Information supplied

'''

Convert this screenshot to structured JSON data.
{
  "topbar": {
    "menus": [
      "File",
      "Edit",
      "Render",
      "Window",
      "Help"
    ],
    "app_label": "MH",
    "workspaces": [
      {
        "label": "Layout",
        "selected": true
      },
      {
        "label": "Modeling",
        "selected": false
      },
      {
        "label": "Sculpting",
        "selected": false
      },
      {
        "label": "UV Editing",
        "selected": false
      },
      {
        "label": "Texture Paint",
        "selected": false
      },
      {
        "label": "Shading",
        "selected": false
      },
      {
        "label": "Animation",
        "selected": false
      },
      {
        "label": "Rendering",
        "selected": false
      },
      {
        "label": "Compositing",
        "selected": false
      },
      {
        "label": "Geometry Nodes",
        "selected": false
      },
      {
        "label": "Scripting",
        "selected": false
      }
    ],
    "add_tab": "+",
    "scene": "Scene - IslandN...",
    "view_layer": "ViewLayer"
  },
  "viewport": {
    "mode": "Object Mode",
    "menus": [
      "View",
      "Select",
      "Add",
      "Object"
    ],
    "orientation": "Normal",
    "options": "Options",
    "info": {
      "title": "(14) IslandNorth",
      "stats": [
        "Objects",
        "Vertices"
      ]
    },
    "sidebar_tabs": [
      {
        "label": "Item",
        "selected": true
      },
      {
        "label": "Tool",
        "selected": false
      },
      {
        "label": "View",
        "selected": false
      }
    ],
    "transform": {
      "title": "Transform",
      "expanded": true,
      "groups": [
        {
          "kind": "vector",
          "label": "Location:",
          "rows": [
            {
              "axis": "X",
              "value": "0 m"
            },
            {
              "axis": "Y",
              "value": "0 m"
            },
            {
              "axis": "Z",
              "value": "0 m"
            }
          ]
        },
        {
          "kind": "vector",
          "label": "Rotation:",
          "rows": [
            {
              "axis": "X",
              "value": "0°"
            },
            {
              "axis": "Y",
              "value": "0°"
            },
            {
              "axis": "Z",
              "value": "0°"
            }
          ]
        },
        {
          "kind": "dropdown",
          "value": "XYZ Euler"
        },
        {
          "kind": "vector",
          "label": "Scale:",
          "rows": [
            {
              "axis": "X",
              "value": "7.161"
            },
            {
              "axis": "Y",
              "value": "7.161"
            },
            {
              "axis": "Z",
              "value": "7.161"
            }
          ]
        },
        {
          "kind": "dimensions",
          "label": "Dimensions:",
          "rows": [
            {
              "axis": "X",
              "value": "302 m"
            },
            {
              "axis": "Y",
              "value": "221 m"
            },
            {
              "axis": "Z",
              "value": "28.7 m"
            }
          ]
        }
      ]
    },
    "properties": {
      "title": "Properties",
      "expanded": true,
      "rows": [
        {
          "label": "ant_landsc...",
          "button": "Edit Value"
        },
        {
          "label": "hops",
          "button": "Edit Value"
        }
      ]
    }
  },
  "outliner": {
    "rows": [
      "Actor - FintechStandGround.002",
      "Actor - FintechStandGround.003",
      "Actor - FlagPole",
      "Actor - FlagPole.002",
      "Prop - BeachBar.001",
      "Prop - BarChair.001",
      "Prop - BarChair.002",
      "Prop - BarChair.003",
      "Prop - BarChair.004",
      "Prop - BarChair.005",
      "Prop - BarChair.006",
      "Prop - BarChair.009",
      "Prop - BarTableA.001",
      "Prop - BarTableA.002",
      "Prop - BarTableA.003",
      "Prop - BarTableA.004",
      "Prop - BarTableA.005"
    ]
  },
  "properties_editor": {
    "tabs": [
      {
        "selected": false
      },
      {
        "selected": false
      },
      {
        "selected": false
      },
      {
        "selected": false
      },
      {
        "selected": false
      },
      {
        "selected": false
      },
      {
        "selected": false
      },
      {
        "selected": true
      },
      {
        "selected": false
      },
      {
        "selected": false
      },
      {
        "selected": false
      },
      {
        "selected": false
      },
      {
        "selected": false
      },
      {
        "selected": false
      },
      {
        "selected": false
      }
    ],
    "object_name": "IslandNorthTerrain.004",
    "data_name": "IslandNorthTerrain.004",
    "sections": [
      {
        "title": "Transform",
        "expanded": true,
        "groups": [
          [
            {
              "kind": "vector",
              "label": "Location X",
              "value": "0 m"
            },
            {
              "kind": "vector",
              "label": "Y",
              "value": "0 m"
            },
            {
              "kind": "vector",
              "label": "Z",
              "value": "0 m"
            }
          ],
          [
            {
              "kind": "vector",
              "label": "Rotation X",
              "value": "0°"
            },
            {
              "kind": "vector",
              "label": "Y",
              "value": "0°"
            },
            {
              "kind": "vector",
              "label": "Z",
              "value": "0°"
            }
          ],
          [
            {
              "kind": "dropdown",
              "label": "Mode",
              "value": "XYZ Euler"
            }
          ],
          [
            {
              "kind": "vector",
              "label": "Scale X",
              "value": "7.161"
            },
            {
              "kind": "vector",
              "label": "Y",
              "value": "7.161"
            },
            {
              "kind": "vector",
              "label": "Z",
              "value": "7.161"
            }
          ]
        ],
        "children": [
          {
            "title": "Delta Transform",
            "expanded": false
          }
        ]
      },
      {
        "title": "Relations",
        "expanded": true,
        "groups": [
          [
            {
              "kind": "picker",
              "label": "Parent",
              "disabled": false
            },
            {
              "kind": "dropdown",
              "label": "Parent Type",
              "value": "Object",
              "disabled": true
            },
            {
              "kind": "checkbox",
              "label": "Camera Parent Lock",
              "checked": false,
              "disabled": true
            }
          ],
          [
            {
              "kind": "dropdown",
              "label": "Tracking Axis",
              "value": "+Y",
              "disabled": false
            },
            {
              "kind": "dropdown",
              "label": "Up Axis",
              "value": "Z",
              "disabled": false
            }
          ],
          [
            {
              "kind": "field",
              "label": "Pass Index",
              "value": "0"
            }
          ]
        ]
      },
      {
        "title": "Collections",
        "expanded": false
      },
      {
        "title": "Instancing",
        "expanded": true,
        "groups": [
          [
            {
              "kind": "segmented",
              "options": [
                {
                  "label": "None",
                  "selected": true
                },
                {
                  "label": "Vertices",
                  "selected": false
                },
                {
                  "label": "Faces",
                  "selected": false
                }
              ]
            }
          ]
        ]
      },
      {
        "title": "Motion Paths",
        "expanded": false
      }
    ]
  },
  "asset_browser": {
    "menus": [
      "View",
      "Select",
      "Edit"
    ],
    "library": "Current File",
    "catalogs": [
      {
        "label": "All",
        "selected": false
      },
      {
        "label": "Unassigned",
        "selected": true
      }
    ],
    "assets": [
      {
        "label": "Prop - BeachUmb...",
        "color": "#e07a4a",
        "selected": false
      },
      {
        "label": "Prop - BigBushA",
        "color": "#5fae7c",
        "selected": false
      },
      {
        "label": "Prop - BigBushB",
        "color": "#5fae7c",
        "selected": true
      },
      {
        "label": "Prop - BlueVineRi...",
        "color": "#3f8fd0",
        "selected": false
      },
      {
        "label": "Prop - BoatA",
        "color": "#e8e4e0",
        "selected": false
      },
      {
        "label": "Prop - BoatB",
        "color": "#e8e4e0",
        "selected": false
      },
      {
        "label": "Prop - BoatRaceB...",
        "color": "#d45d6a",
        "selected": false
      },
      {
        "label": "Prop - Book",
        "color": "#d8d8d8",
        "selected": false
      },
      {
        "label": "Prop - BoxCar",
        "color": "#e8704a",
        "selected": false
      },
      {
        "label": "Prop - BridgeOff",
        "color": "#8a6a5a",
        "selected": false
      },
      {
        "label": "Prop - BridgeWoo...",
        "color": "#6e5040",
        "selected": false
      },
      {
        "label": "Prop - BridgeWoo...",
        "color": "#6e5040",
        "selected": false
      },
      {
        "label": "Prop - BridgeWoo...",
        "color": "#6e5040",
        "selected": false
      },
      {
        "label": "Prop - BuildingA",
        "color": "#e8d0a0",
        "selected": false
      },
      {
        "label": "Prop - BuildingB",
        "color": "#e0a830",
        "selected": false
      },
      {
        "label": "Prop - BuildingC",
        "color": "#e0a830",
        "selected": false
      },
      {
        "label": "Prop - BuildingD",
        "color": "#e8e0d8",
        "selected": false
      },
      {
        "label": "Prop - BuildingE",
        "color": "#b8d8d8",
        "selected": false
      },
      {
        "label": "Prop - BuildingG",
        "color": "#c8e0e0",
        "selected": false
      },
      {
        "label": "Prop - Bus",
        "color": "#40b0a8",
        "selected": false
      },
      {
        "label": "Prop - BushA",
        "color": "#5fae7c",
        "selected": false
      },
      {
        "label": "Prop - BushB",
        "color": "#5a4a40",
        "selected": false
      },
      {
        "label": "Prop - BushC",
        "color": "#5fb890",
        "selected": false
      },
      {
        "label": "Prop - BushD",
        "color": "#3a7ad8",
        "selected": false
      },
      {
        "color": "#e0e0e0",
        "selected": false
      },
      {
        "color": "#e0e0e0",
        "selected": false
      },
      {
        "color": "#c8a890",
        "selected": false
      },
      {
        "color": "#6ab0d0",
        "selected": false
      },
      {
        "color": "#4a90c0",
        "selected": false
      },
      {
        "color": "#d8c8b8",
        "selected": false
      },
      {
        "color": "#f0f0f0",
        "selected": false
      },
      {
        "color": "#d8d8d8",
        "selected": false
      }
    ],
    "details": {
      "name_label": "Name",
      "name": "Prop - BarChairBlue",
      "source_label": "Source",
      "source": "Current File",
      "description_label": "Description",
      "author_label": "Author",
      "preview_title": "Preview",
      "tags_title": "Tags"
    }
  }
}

'''

Set task
Reply with nothing but the number of lines in the data above that contain "Parent".

Task solution
3